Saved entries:
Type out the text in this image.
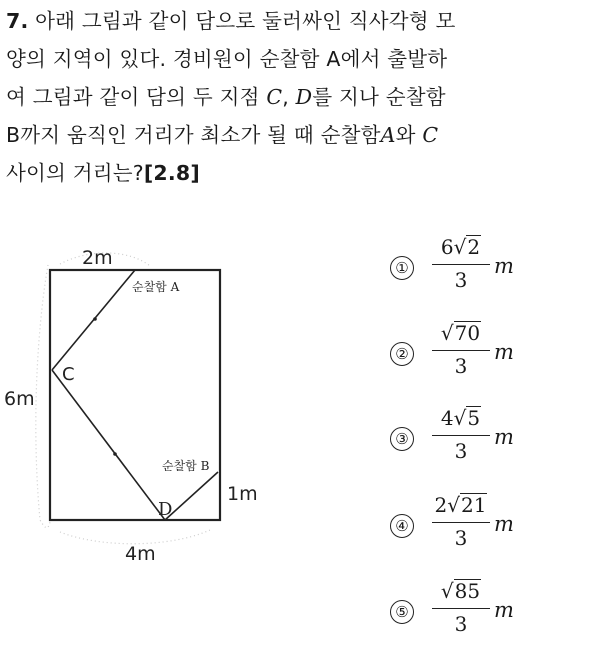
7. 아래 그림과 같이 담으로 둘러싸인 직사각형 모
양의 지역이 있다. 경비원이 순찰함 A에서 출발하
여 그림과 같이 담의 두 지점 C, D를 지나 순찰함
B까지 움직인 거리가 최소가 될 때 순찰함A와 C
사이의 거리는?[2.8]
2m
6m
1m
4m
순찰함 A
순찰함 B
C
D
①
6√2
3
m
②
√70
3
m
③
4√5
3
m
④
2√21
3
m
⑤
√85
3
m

# What to do:
Print the complete listing exactly, apart from any pictures.

# Answer for this exercise:
Type out the text in this image.
7. 아래 그림과 같이 담으로 둘러싸인 직사각형 모
양의 지역이 있다. 경비원이 순찰함 A에서 출발하
여 그림과 같이 담의 두 지점 C, D를 지나 순찰함
B까지 움직인 거리가 최소가 될 때 순찰함A와 C
사이의 거리는?[2.8]
2m
6m
1m
4m
순찰함 A
순찰함 B
C
D
①
6√2
3
m
②
√70
3
m
③
4√5
3
m
④
2√21
3
m
⑤
√85
3
m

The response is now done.